▸ **What this task involves**:
From the entries below, gather every line containing the string "subtitle".

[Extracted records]

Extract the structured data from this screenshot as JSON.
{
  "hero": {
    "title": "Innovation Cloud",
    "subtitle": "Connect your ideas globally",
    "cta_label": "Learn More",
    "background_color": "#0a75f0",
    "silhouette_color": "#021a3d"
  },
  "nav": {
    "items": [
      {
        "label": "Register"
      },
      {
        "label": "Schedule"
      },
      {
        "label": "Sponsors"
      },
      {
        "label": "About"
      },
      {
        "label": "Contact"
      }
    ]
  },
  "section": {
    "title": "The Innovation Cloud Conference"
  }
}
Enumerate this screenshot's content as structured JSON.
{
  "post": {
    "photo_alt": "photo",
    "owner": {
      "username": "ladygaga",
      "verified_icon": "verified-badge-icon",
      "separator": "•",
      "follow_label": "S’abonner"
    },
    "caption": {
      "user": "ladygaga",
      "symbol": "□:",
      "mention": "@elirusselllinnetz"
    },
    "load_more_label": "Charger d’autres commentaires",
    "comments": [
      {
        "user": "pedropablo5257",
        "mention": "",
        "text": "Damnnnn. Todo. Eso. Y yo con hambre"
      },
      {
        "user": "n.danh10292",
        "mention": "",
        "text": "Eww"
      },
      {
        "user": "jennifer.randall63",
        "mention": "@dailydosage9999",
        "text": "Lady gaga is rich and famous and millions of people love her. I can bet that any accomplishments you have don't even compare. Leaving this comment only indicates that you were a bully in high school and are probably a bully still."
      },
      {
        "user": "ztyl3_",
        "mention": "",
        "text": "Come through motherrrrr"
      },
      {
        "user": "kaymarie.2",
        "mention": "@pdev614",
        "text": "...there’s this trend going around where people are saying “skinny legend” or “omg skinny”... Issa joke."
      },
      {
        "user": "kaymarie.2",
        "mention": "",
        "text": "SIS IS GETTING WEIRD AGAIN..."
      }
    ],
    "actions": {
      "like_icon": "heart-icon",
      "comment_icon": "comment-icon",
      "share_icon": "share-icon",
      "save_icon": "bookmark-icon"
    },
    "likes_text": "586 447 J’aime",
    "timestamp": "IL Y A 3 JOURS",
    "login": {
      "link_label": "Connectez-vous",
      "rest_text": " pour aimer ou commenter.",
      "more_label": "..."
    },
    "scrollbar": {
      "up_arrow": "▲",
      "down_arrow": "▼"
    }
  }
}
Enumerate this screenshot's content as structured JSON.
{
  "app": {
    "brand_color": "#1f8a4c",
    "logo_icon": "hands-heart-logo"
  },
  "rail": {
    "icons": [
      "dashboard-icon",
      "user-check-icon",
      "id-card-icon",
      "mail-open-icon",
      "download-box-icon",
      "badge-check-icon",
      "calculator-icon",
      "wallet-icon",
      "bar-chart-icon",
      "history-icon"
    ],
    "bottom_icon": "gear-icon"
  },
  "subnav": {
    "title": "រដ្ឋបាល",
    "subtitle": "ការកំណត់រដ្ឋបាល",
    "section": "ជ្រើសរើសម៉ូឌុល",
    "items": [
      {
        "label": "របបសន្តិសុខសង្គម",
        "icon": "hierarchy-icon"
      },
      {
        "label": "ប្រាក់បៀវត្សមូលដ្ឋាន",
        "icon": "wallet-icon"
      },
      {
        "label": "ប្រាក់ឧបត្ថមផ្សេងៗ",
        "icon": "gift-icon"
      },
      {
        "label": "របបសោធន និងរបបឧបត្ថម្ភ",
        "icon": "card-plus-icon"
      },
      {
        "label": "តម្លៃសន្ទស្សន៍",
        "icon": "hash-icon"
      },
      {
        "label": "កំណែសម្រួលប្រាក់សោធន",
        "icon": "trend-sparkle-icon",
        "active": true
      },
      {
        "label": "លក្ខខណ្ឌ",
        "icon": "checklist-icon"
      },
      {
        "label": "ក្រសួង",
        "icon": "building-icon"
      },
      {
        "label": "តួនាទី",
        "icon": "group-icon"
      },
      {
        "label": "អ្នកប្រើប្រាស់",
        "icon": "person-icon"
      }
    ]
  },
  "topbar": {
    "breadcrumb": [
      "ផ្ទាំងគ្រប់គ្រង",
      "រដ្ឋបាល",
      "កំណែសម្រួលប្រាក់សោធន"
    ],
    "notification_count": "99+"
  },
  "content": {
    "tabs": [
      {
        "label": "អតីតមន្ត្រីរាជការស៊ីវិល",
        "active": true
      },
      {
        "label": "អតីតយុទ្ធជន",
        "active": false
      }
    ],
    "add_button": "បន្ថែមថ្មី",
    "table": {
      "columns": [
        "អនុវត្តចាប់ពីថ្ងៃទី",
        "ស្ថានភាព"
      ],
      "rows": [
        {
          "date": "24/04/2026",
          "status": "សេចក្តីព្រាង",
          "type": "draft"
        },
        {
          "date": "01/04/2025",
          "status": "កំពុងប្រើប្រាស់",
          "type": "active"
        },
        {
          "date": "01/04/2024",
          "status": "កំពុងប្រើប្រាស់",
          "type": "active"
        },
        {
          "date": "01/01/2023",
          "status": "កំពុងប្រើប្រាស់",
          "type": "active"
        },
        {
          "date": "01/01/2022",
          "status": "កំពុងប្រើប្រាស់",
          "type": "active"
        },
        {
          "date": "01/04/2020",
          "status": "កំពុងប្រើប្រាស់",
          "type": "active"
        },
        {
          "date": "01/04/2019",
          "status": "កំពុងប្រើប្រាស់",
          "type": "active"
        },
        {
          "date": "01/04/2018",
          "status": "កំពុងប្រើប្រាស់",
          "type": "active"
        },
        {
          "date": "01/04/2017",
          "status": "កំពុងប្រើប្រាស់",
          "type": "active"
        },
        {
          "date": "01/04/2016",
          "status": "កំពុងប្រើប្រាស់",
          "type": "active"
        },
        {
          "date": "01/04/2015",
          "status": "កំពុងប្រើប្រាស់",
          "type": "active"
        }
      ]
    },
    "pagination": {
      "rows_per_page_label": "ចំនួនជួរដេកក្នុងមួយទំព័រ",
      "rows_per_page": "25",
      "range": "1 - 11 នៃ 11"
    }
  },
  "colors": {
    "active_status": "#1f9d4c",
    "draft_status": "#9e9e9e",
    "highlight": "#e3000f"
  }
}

▸ **Correct response**:
    "subtitle": "Connect your ideas globally",
    "subtitle": "ការកំណត់រដ្ឋបាល",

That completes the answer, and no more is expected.